(Dataset records on visual material)
-- Start --

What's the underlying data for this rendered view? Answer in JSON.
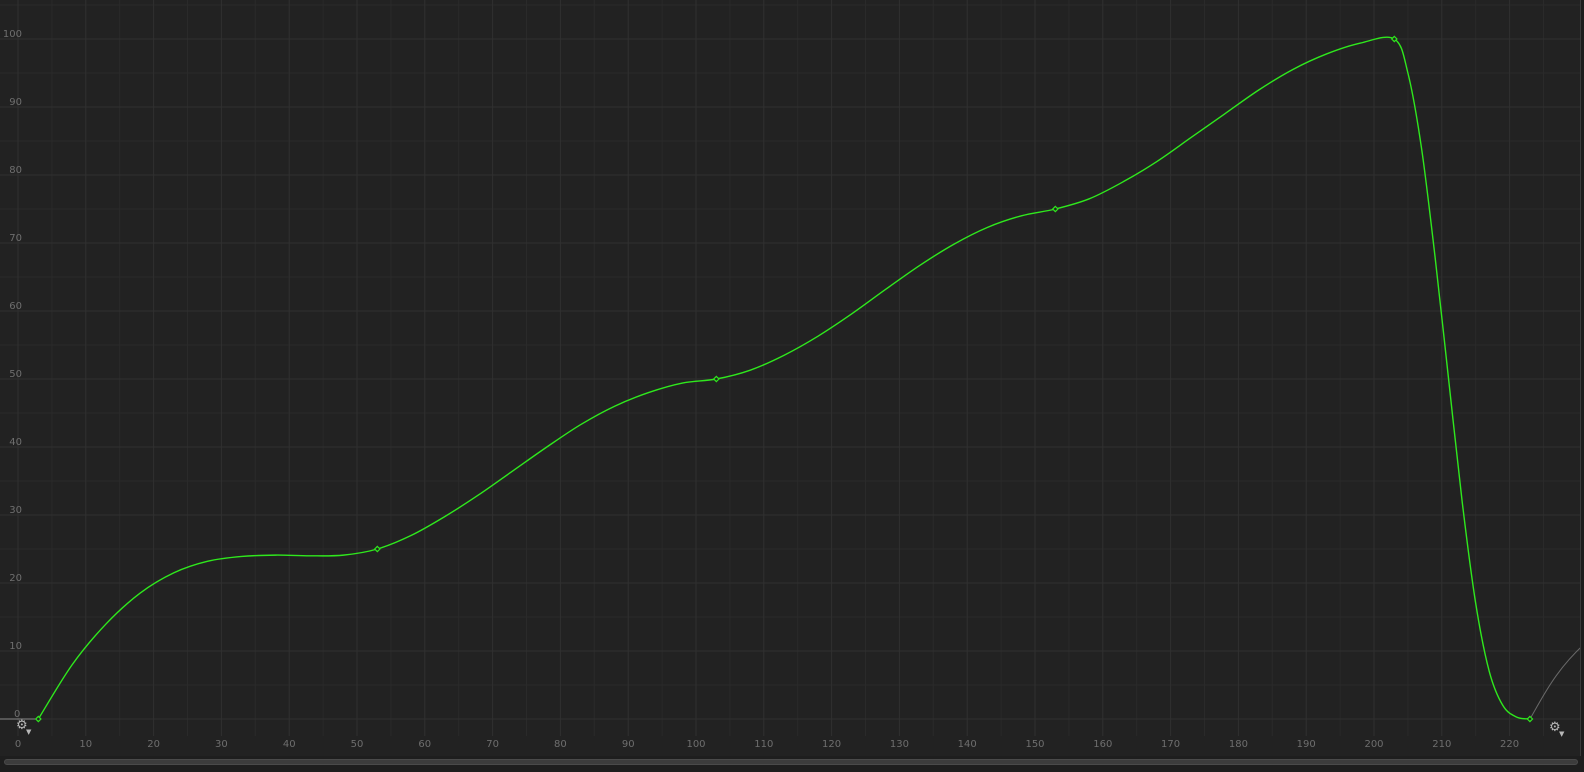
{
  "colors": {
    "background": "#222222",
    "curve": "#2fe81d",
    "keyframe": "#2fe81d",
    "grid_major": "#303030",
    "grid_minor": "#2a2a2a",
    "tick_label": "#6e6e6e"
  },
  "icons": {
    "pre_wrap": "gear-icon",
    "post_wrap": "gear-icon"
  },
  "chart_data": {
    "type": "line",
    "title": "",
    "xlabel": "",
    "ylabel": "",
    "xlim": [
      0,
      230
    ],
    "ylim": [
      0,
      100
    ],
    "x_ticks": [
      0,
      10,
      20,
      30,
      40,
      50,
      60,
      70,
      80,
      90,
      100,
      110,
      120,
      130,
      140,
      150,
      160,
      170,
      180,
      190,
      200,
      210,
      220
    ],
    "y_ticks": [
      0,
      10,
      20,
      30,
      40,
      50,
      60,
      70,
      80,
      90,
      100
    ],
    "grid": true,
    "series": [
      {
        "keyframes": [
          {
            "x": 3,
            "y": 0
          },
          {
            "x": 53,
            "y": 25
          },
          {
            "x": 103,
            "y": 50
          },
          {
            "x": 153,
            "y": 75
          },
          {
            "x": 203,
            "y": 100
          },
          {
            "x": 223,
            "y": 0
          }
        ],
        "points": [
          [
            3,
            0
          ],
          [
            8,
            8
          ],
          [
            13,
            14
          ],
          [
            18,
            18.5
          ],
          [
            23,
            21.5
          ],
          [
            28,
            23.2
          ],
          [
            33,
            23.9
          ],
          [
            38,
            24.1
          ],
          [
            43,
            24
          ],
          [
            48,
            24.1
          ],
          [
            53,
            25
          ],
          [
            58,
            27
          ],
          [
            63,
            29.8
          ],
          [
            68,
            33
          ],
          [
            73,
            36.5
          ],
          [
            78,
            40
          ],
          [
            83,
            43.3
          ],
          [
            88,
            46
          ],
          [
            93,
            48
          ],
          [
            98,
            49.4
          ],
          [
            103,
            50
          ],
          [
            108,
            51.3
          ],
          [
            113,
            53.5
          ],
          [
            118,
            56.3
          ],
          [
            123,
            59.6
          ],
          [
            128,
            63.2
          ],
          [
            133,
            66.7
          ],
          [
            138,
            69.8
          ],
          [
            143,
            72.3
          ],
          [
            148,
            74
          ],
          [
            153,
            75
          ],
          [
            158,
            76.5
          ],
          [
            163,
            79
          ],
          [
            168,
            82
          ],
          [
            173,
            85.5
          ],
          [
            178,
            89
          ],
          [
            183,
            92.5
          ],
          [
            188,
            95.5
          ],
          [
            193,
            97.8
          ],
          [
            198,
            99.4
          ],
          [
            203,
            100
          ],
          [
            205,
            95
          ],
          [
            207,
            84
          ],
          [
            209,
            68
          ],
          [
            211,
            50
          ],
          [
            213,
            32
          ],
          [
            215,
            17
          ],
          [
            217,
            7
          ],
          [
            219,
            2
          ],
          [
            221,
            0.3
          ],
          [
            223,
            0
          ]
        ]
      }
    ]
  }
}
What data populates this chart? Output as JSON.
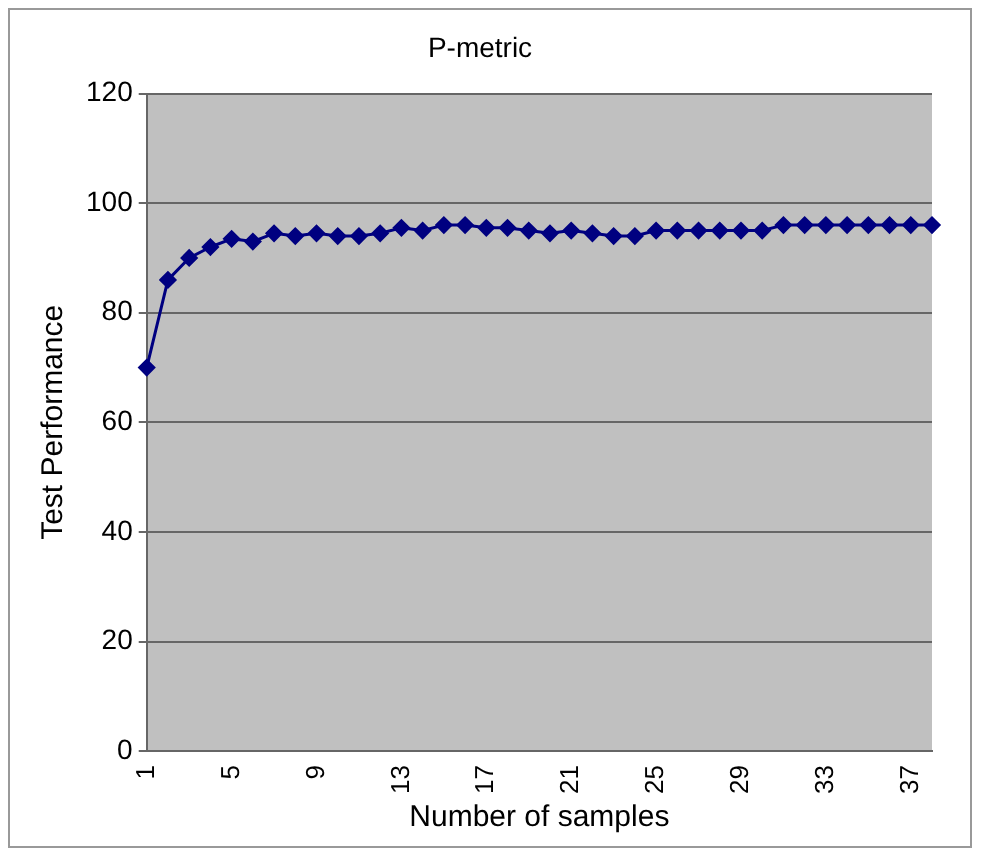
{
  "chart_data": {
    "type": "line",
    "title": "P-metric",
    "xlabel": "Number of samples",
    "ylabel": "Test Performance",
    "categories": [
      "1",
      null,
      null,
      null,
      "5",
      null,
      null,
      null,
      "9",
      null,
      null,
      null,
      "13",
      null,
      null,
      null,
      "17",
      null,
      null,
      null,
      "21",
      null,
      null,
      null,
      "25",
      null,
      null,
      null,
      "29",
      null,
      null,
      null,
      "33",
      null,
      null,
      null,
      "37",
      null
    ],
    "series": [
      {
        "color": "#000080",
        "values": [
          70,
          86,
          90,
          92,
          93.5,
          93,
          94.5,
          94,
          94.5,
          94,
          94,
          94.5,
          95.5,
          95,
          96,
          96,
          95.5,
          95.5,
          95,
          94.5,
          95,
          94.5,
          94,
          94,
          95,
          95,
          95,
          95,
          95,
          95,
          96,
          96,
          96,
          96,
          96,
          96,
          96,
          96
        ]
      }
    ],
    "ylim": [
      0,
      120
    ],
    "yticks": [
      0,
      20,
      40,
      60,
      80,
      100,
      120
    ],
    "grid": "y",
    "legend": false,
    "marker": "diamond",
    "line_style": "solid"
  }
}
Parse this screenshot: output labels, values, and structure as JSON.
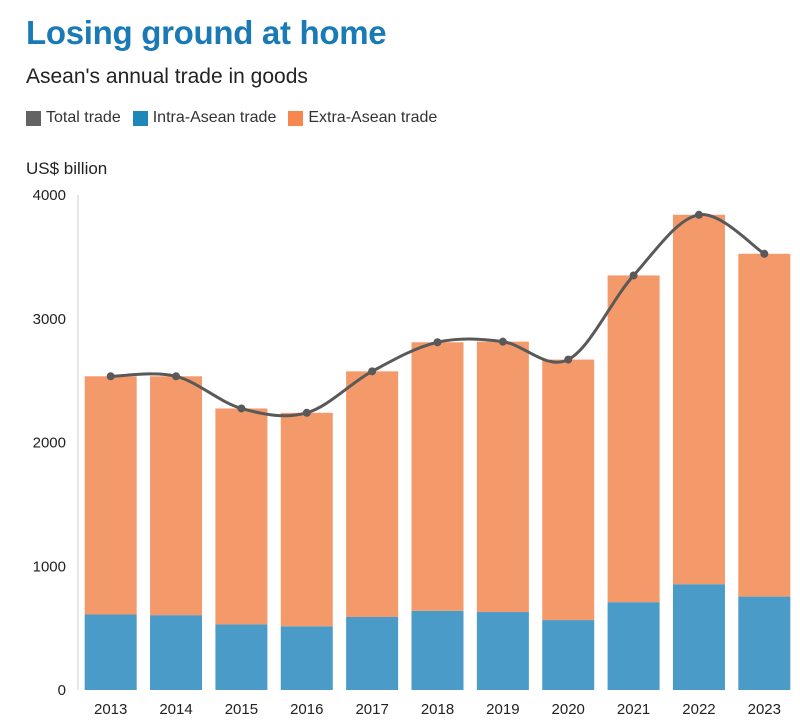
{
  "header": {
    "title": "Losing ground at home",
    "subtitle": "Asean's annual trade in goods"
  },
  "legend": [
    {
      "label": "Total trade",
      "color": "#636363"
    },
    {
      "label": "Intra-Asean trade",
      "color": "#1f86b9"
    },
    {
      "label": "Extra-Asean trade",
      "color": "#f6884f"
    }
  ],
  "chart_data": {
    "type": "bar",
    "stacked": true,
    "ylabel": "US$ billion",
    "ylim": [
      0,
      4000
    ],
    "yticks": [
      0,
      1000,
      2000,
      3000,
      4000
    ],
    "categories": [
      "2013",
      "2014",
      "2015",
      "2016",
      "2017",
      "2018",
      "2019",
      "2020",
      "2021",
      "2022",
      "2023"
    ],
    "series": [
      {
        "name": "Intra-Asean trade",
        "color": "#4a9bc7",
        "values": [
          610,
          605,
          530,
          515,
          590,
          640,
          630,
          565,
          710,
          855,
          755
        ]
      },
      {
        "name": "Extra-Asean trade",
        "color": "#f4996a",
        "values": [
          1925,
          1930,
          1745,
          1725,
          1985,
          2170,
          2185,
          2105,
          2640,
          2985,
          2770
        ]
      },
      {
        "name": "Total trade",
        "type": "line",
        "color": "#595959",
        "values": [
          2535,
          2535,
          2275,
          2240,
          2575,
          2810,
          2815,
          2670,
          3350,
          3840,
          3525
        ]
      }
    ]
  }
}
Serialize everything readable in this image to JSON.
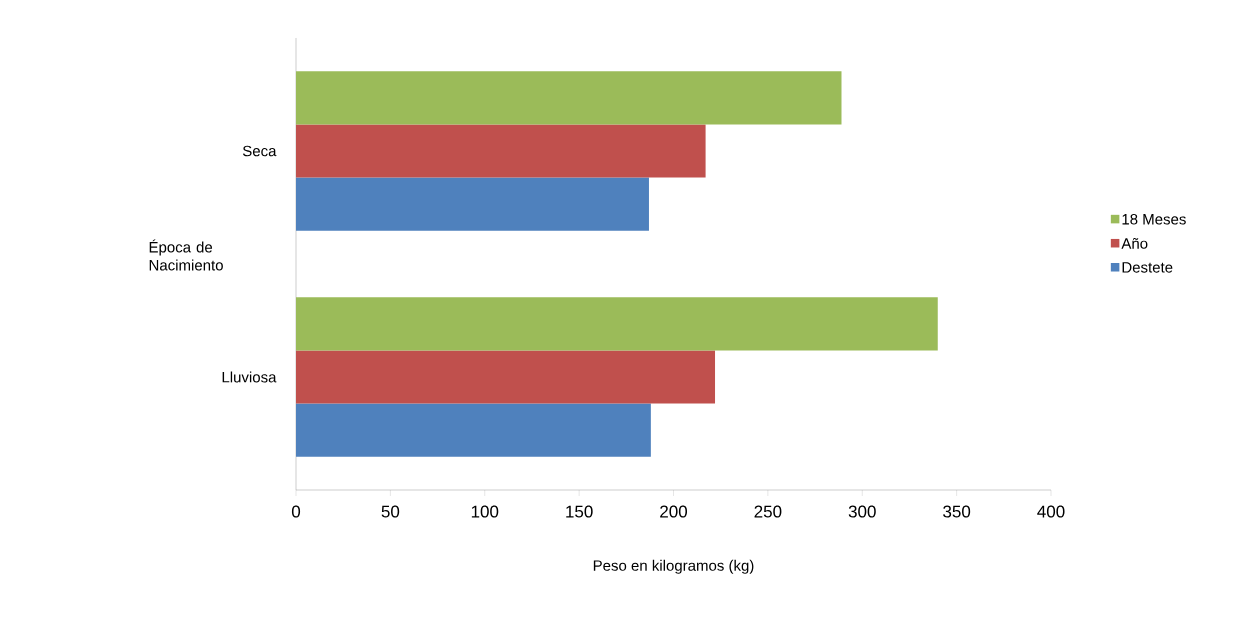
{
  "chart_data": {
    "type": "bar",
    "orientation": "horizontal",
    "xlabel": "Peso en kilogramos (kg)",
    "ylabel": "Época de Nacimiento",
    "categories": [
      "Seca",
      "Lluviosa"
    ],
    "series": [
      {
        "name": "Destete",
        "color": "#4f81bd",
        "values": [
          187,
          188
        ]
      },
      {
        "name": "Año",
        "color": "#c0504d",
        "values": [
          217,
          222
        ]
      },
      {
        "name": "18 Meses",
        "color": "#9bbb59",
        "values": [
          289,
          340
        ]
      }
    ],
    "xlim": [
      0,
      400
    ],
    "xticks": [
      0,
      50,
      100,
      150,
      200,
      250,
      300,
      350,
      400
    ],
    "legend": "right"
  }
}
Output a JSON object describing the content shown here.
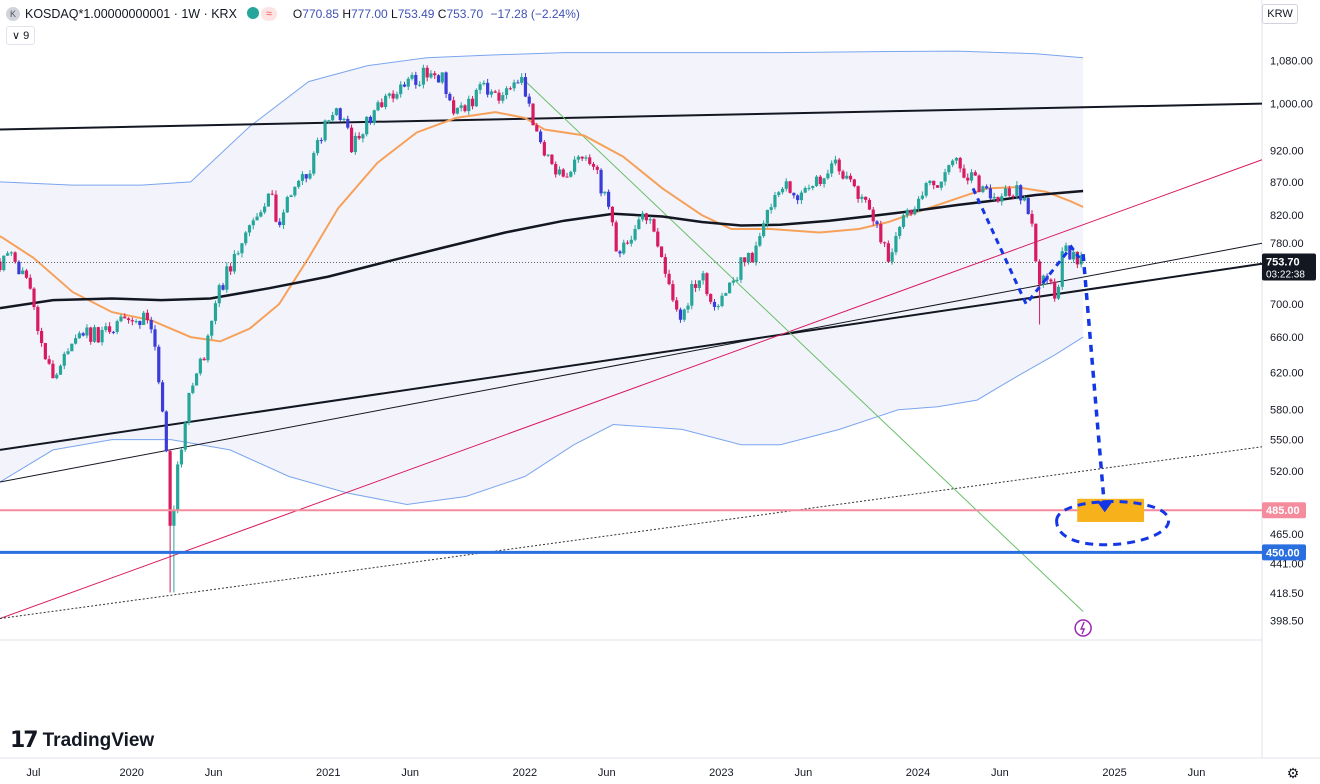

-- End --

Go over the entries above and say how many lines hold the string "this", with no other text.

4